## GIVEN REQUEST
Return the material word for word. Do not include pictures.

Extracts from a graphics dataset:
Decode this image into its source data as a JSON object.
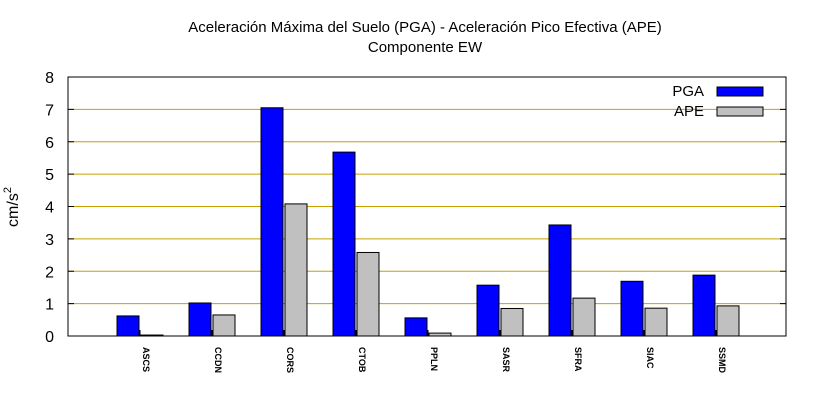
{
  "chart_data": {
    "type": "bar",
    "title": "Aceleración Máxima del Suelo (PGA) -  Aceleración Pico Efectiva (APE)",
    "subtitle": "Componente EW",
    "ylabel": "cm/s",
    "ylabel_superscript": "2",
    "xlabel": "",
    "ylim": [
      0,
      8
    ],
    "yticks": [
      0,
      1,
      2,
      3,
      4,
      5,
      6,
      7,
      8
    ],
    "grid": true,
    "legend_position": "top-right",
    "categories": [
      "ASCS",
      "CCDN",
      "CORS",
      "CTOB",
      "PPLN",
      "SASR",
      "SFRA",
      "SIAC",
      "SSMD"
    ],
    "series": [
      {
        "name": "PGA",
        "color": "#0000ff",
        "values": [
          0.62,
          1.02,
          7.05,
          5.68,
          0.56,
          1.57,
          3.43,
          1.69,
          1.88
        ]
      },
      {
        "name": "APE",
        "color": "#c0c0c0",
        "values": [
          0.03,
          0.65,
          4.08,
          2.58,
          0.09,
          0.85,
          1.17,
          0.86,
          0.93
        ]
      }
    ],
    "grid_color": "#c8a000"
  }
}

## THE REPLY
Decode this image into its source data as a JSON object.
{
  "chart_data": {
    "type": "bar",
    "title": "Aceleración Máxima del Suelo (PGA) -  Aceleración Pico Efectiva (APE)",
    "subtitle": "Componente EW",
    "ylabel": "cm/s",
    "ylabel_superscript": "2",
    "xlabel": "",
    "ylim": [
      0,
      8
    ],
    "yticks": [
      0,
      1,
      2,
      3,
      4,
      5,
      6,
      7,
      8
    ],
    "grid": true,
    "legend_position": "top-right",
    "categories": [
      "ASCS",
      "CCDN",
      "CORS",
      "CTOB",
      "PPLN",
      "SASR",
      "SFRA",
      "SIAC",
      "SSMD"
    ],
    "series": [
      {
        "name": "PGA",
        "color": "#0000ff",
        "values": [
          0.62,
          1.02,
          7.05,
          5.68,
          0.56,
          1.57,
          3.43,
          1.69,
          1.88
        ]
      },
      {
        "name": "APE",
        "color": "#c0c0c0",
        "values": [
          0.03,
          0.65,
          4.08,
          2.58,
          0.09,
          0.85,
          1.17,
          0.86,
          0.93
        ]
      }
    ],
    "grid_color": "#c8a000"
  }
}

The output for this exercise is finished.